### DATA FOR PROCESSING

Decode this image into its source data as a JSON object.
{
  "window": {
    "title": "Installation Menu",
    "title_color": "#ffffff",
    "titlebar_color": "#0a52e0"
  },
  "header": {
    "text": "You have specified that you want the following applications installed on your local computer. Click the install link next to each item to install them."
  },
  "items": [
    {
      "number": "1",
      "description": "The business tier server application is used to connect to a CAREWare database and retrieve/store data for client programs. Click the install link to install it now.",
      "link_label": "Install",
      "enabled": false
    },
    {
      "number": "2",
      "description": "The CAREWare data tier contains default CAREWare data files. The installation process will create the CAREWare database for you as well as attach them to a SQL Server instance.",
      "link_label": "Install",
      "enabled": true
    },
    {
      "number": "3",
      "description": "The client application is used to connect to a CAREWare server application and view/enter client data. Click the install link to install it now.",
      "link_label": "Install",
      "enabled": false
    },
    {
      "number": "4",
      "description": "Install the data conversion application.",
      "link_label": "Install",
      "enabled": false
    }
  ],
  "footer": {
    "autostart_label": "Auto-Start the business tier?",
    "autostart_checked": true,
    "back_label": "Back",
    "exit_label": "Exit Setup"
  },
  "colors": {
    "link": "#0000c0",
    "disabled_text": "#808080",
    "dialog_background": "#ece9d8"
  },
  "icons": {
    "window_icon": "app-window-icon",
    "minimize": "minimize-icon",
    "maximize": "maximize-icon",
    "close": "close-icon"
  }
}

### YOUR TASK
Of the lines above, copy each that contains "database".

### CORRECT RESULT
      "description": "The business tier server application is used to connect to a CAREWare database and retrieve/store data for client programs. Click the install link to install it now.",
      "description": "The CAREWare data tier contains default CAREWare data files. The installation process will create the CAREWare database for you as well as attach them to a SQL Server instance.",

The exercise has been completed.